## AIM OF THE EXERCISE
Give the lines of the listing between the line holding "bar [676, 125, 725, 313]" and the line holding "group-label: NIVEL DE", inclusive, as a JSON list of strings with one string per line and blank lines omitted.

[Start DATASET CONTENT]

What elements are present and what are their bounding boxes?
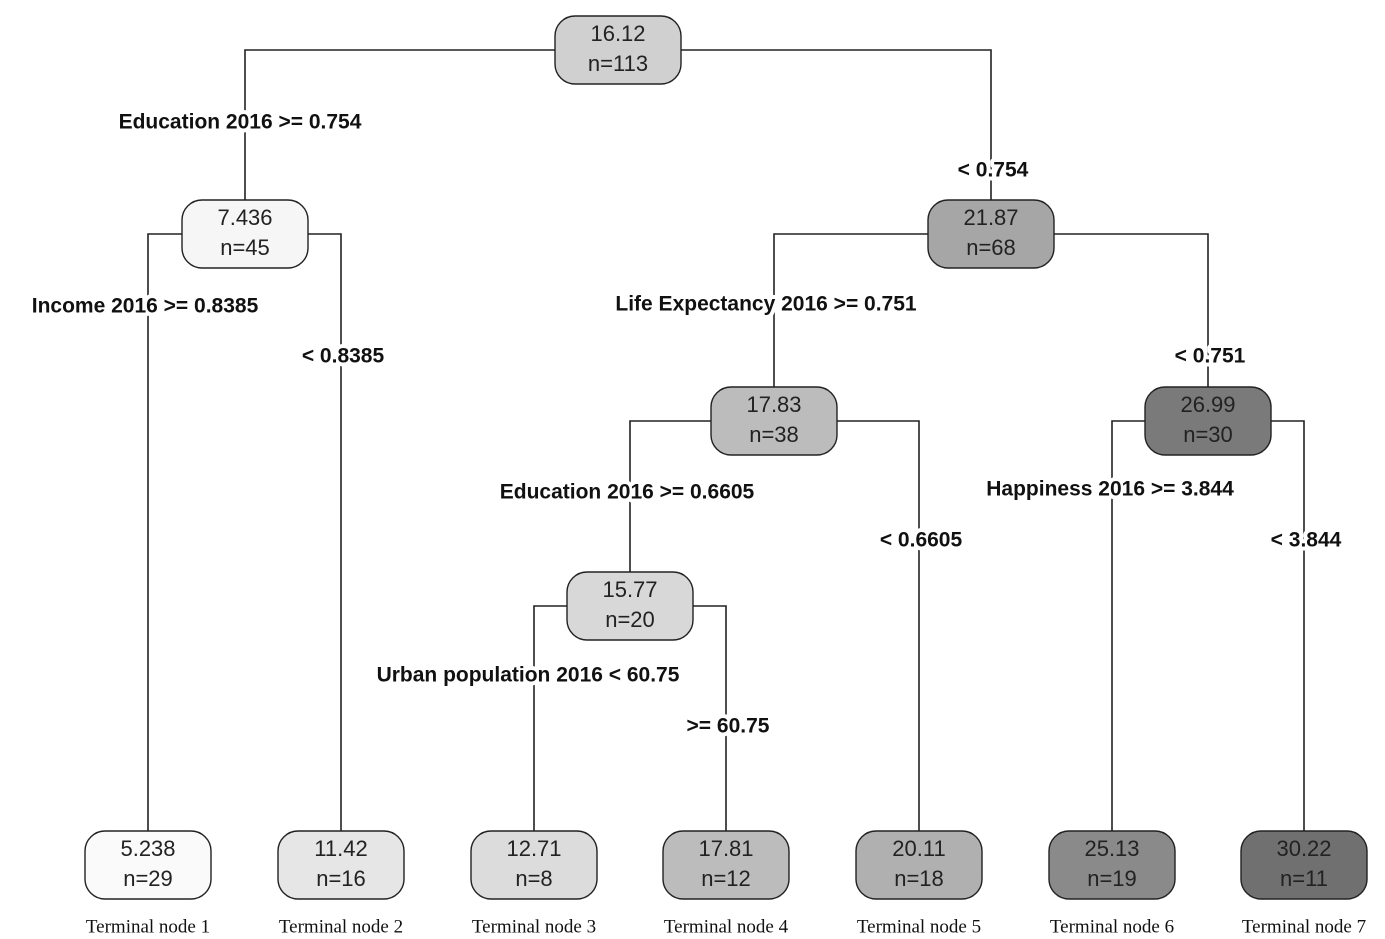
node-value: 17.81 [698, 836, 753, 861]
node-count: n=38 [749, 422, 799, 447]
node-value: 16.12 [590, 21, 645, 46]
tree-node: 20.11 n=18 [855, 830, 983, 900]
terminal-label: Terminal node 4 [664, 916, 789, 937]
node-count: n=18 [894, 866, 944, 891]
node-value: 11.42 [314, 836, 367, 861]
terminal-label: Terminal node 7 [1242, 916, 1366, 937]
split-label: < 0.751 [1175, 345, 1246, 368]
node-count: n=8 [515, 866, 552, 891]
tree-node: 30.22 n=11 [1240, 830, 1368, 900]
node-count: n=20 [605, 607, 655, 632]
tree-node: 21.87 n=68 [927, 199, 1055, 269]
split-label: Income 2016 >= 0.8385 [32, 295, 259, 318]
tree-node: 5.238 n=29 [84, 830, 212, 900]
tree-node: 17.81 n=12 [662, 830, 790, 900]
node-box [1048, 830, 1176, 900]
tree-node: 7.436 n=45 [181, 199, 309, 269]
terminal-label: Terminal node 2 [279, 916, 403, 937]
node-value: 20.11 [892, 836, 945, 861]
node-box [470, 830, 598, 900]
terminal-label: Terminal node 5 [857, 916, 981, 937]
node-count: n=113 [588, 51, 648, 76]
node-value: 12.71 [506, 836, 561, 861]
tree-node: 15.77 n=20 [566, 571, 694, 641]
split-label: < 0.6605 [880, 529, 963, 552]
edge [147, 233, 342, 831]
node-box [566, 571, 694, 641]
node-value: 5.238 [120, 836, 175, 861]
node-box [181, 199, 309, 269]
node-count: n=16 [316, 866, 366, 891]
split-label: Education 2016 >= 0.754 [119, 111, 362, 134]
node-count: n=30 [1183, 422, 1233, 447]
tree-node: 17.83 n=38 [710, 386, 838, 456]
node-value: 15.77 [602, 577, 657, 602]
node-value: 21.87 [963, 205, 1018, 230]
tree-node: 12.71 n=8 [470, 830, 598, 900]
split-label: Education 2016 >= 0.6605 [500, 481, 755, 504]
node-box [710, 386, 838, 456]
node-count: n=45 [220, 235, 270, 260]
node-box [1144, 386, 1272, 456]
node-box [855, 830, 983, 900]
node-box [927, 199, 1055, 269]
node-value: 7.436 [217, 205, 272, 230]
tree-node: 11.42 n=16 [277, 830, 405, 900]
node-box [554, 15, 682, 85]
split-label: Happiness 2016 >= 3.844 [986, 478, 1234, 501]
node-value: 17.83 [746, 392, 801, 417]
split-label: < 0.754 [958, 159, 1029, 182]
tree-node: 26.99 n=30 [1144, 386, 1272, 456]
node-count: n=12 [701, 866, 751, 891]
node-value: 26.99 [1180, 392, 1235, 417]
node-count: n=29 [123, 866, 173, 891]
node-value: 25.13 [1084, 836, 1139, 861]
node-box [662, 830, 790, 900]
terminal-label: Terminal node 1 [86, 916, 210, 937]
node-count: n=68 [966, 235, 1016, 260]
node-value: 30.22 [1276, 836, 1331, 861]
terminal-label: Terminal node 3 [472, 916, 596, 937]
node-box [277, 830, 405, 900]
node-count: n=19 [1087, 866, 1137, 891]
node-count: n=11 [1280, 866, 1328, 891]
split-label: < 3.844 [1271, 529, 1342, 552]
tree-node: 16.12 n=113 [554, 15, 682, 85]
split-label: Life Expectancy 2016 >= 0.751 [615, 293, 917, 316]
node-box [84, 830, 212, 900]
terminal-label: Terminal node 6 [1050, 916, 1174, 937]
split-label: Urban population 2016 < 60.75 [377, 664, 680, 687]
split-label: >= 60.75 [687, 715, 770, 738]
node-box [1240, 830, 1368, 900]
tree-node: 25.13 n=19 [1048, 830, 1176, 900]
split-label: < 0.8385 [302, 345, 385, 368]
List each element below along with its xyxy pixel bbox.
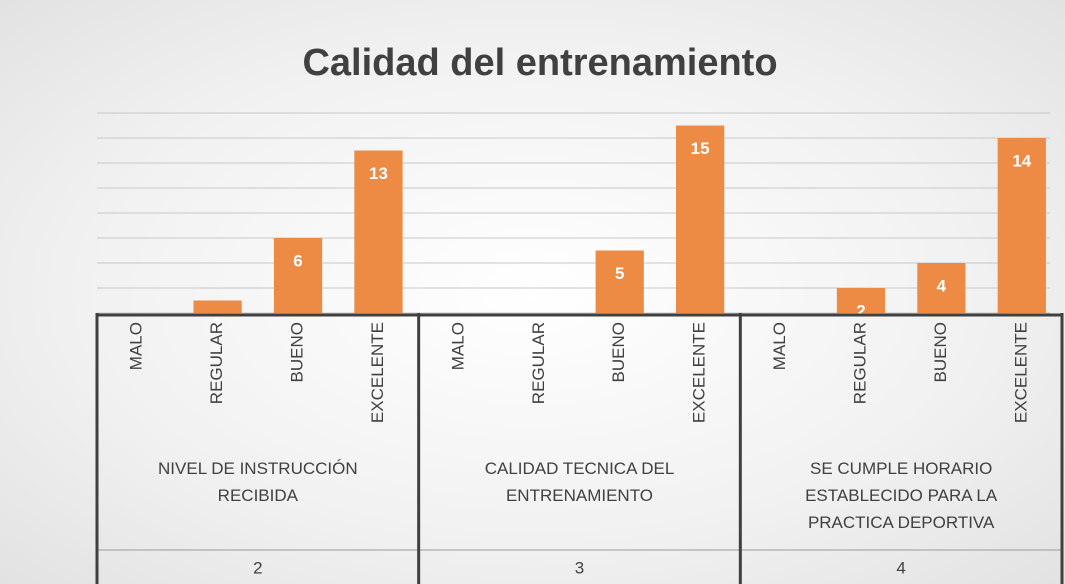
bar [676, 125, 725, 313]
bar [917, 263, 966, 313]
group-number: 3 [575, 558, 584, 577]
x-tick-label: MALO [770, 322, 789, 370]
group-label: CALIDAD TECNICA DEL ENTRENAMIENTO [484, 459, 675, 505]
x-tick-label: EXCELENTE [368, 322, 387, 423]
data-label: 1 [213, 314, 222, 333]
group-label: NIVEL DE INSTRUCCIÓN RECIBIDA [158, 459, 358, 505]
group-number: 2 [253, 558, 262, 577]
x-tick-label: EXCELENTE [1011, 322, 1030, 423]
bar [997, 138, 1046, 313]
data-label: 2 [856, 301, 865, 320]
chart-title: Calidad del entrenamiento [302, 42, 777, 84]
group-label: SE CUMPLE HORARIO ESTABLECIDO PARA LA PR… [805, 459, 998, 532]
bar [354, 150, 403, 313]
x-tick-label: EXCELENTE [690, 322, 709, 423]
data-label: 15 [691, 139, 710, 158]
data-label: 0 [132, 326, 141, 345]
bar [836, 288, 886, 313]
x-tick-label: REGULAR [850, 322, 869, 404]
group-number: 4 [896, 558, 905, 577]
data-label: 0 [535, 326, 544, 345]
bar [193, 300, 242, 313]
x-tick-label: BUENO [609, 322, 628, 382]
data-label: 0 [776, 326, 785, 345]
data-label: 14 [1012, 151, 1031, 170]
data-label: 6 [293, 251, 302, 270]
x-tick-label: BUENO [931, 322, 950, 382]
data-label: 13 [369, 164, 388, 183]
bar [273, 238, 323, 313]
x-tick-label: MALO [127, 322, 146, 370]
data-label: 5 [615, 264, 624, 283]
data-label: 0 [454, 326, 463, 345]
x-tick-label: MALO [448, 322, 467, 370]
x-tick-label: BUENO [288, 322, 307, 382]
bar [595, 250, 644, 313]
x-tick-label: REGULAR [207, 322, 226, 404]
x-tick-label: REGULAR [529, 322, 548, 404]
data-label: 4 [937, 276, 947, 295]
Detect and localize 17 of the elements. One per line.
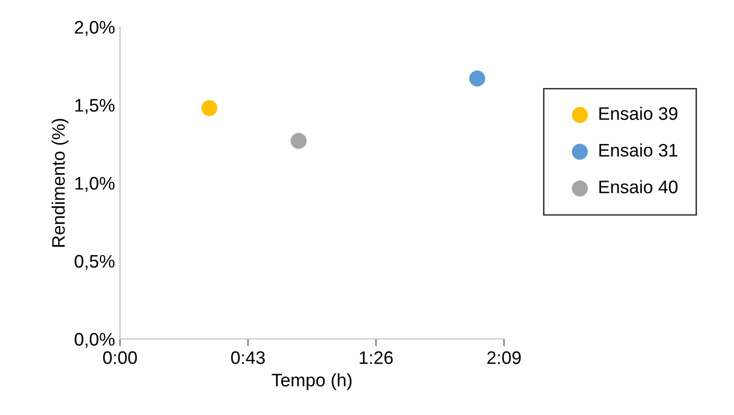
y-tick-label: 1,5% (75, 99, 114, 114)
legend-label: Ensaio 31 (599, 143, 678, 157)
y-axis-title: Rendimento (%) (52, 118, 68, 247)
x-tick-label: 0:43 (231, 351, 265, 364)
y-tick-label: 1,0% (75, 176, 114, 192)
y-tick-label: 2,0% (74, 20, 114, 36)
y-tick-label: 0,0% (74, 332, 114, 348)
legend-label: Ensaio 39 (599, 106, 678, 120)
point (290, 132, 307, 149)
x-axis-title: Tempo (h) (272, 373, 352, 390)
legend-label: Ensaio 40 (599, 180, 678, 194)
x-tick-label: 1:26 (360, 351, 393, 364)
point (201, 100, 218, 116)
x-tick-label: 2:09 (487, 351, 521, 364)
y-tick-label: 0,5% (74, 254, 114, 270)
x-tick-label: 0:00 (103, 351, 137, 364)
point (469, 70, 486, 86)
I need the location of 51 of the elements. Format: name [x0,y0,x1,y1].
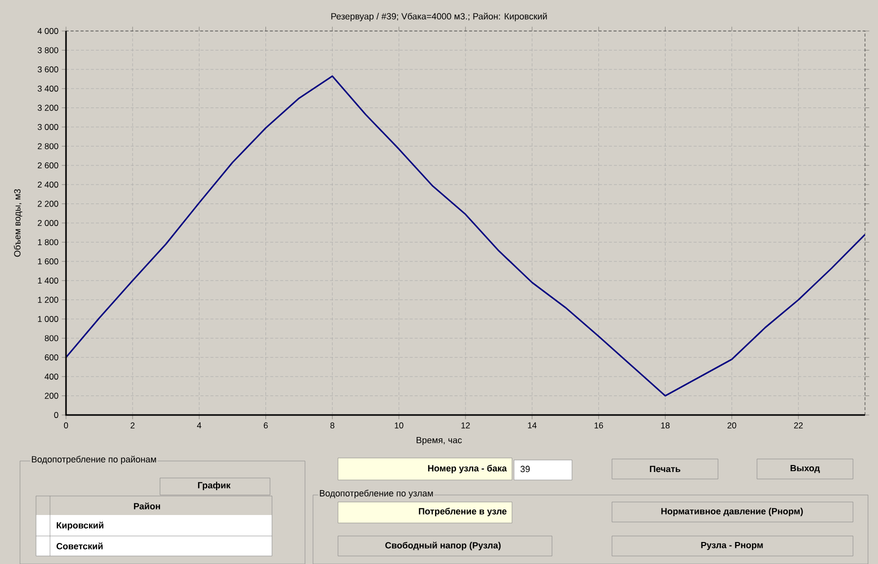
x-tick-label: 20 [728,422,736,428]
y-tick-label: 3 400 [38,86,58,92]
y-tick-label: 600 [44,354,58,360]
y-tick-label: 400 [44,374,58,380]
y-tick-label: 2 000 [38,220,58,226]
text: График [198,482,231,490]
y-tick-label: 1 200 [38,296,58,303]
text: Водопотребление по узлам [320,490,433,498]
x-tick-label: 12 [461,422,470,428]
text: Район [134,502,160,510]
y-tick-label: 3 000 [38,124,58,130]
text: Свободный напор (Рузла) [385,542,501,550]
y-tick-label: 4 000 [38,28,58,34]
y-tick-label: 1 800 [38,239,58,246]
x-tick-label: 16 [594,422,604,428]
y-tick-label: 0 [54,412,58,418]
x-tick-label: 8 [330,422,334,428]
text: Печать [650,466,680,472]
y-tick-label: 3 600 [38,66,58,72]
y-tick-label: 3 800 [38,47,58,54]
y-tick-label: 2 400 [38,182,58,188]
text: Советский [56,542,103,550]
text: Рузла - Рнорм [701,542,763,550]
x-tick-label: 22 [794,422,803,428]
text: Нормативное давление (Рнорм) [661,508,803,516]
text: 39 [520,466,530,472]
chart-title: Резервуар / #39; Vбака=4000 м3.; Район: Кировский [331,12,547,22]
text: Выход [790,464,820,473]
x-tick-label: 10 [394,422,404,428]
text: Номер узла - бака [428,464,507,474]
y-tick-label: 1 000 [38,316,58,322]
y-tick-label: 200 [44,392,58,399]
x-tick-label: 0 [64,422,68,428]
y-tick-label: 2 200 [38,200,58,207]
x-tick-label: 4 [197,422,202,428]
y-tick-label: 2 600 [38,162,58,168]
x-tick-label: 18 [661,422,670,428]
x-tick-label: 2 [130,422,135,428]
y-axis-title: Объем воды, м3 [14,189,22,257]
y-tick-label: 3 200 [38,104,58,111]
x-axis-title: Время, час [416,436,462,445]
x-tick-label: 14 [528,422,537,428]
y-tick-label: 1 600 [38,258,58,264]
text: Потребление в узле [418,508,507,516]
y-tick-label: 800 [44,335,58,342]
line-series [66,75,865,396]
text: Кировский [56,522,104,530]
y-tick-label: 1 400 [38,278,58,284]
x-tick-label: 6 [264,422,268,428]
y-tick-label: 2 800 [38,143,58,150]
text: Водопотребление по районам [32,456,156,464]
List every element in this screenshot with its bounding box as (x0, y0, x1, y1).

[End DATASET CONTENT]

## RESPONSE TO THE TASK
[
  "bar [676, 125, 725, 313]",
  "bar [917, 263, 966, 313]",
  "group-number: 3 [575, 558, 584, 577]",
  "x-tick-label: MALO [770, 322, 789, 370]",
  "group-label: CALIDAD TECNICA DEL ENTRENAMIENTO [484, 459, 675, 505]",
  "x-tick-label: EXCELENTE [368, 322, 387, 423]",
  "data-label: 1 [213, 314, 222, 333]",
  "group-label: NIVEL DE INSTRUCCIÓN RECIBIDA [158, 459, 358, 505]"
]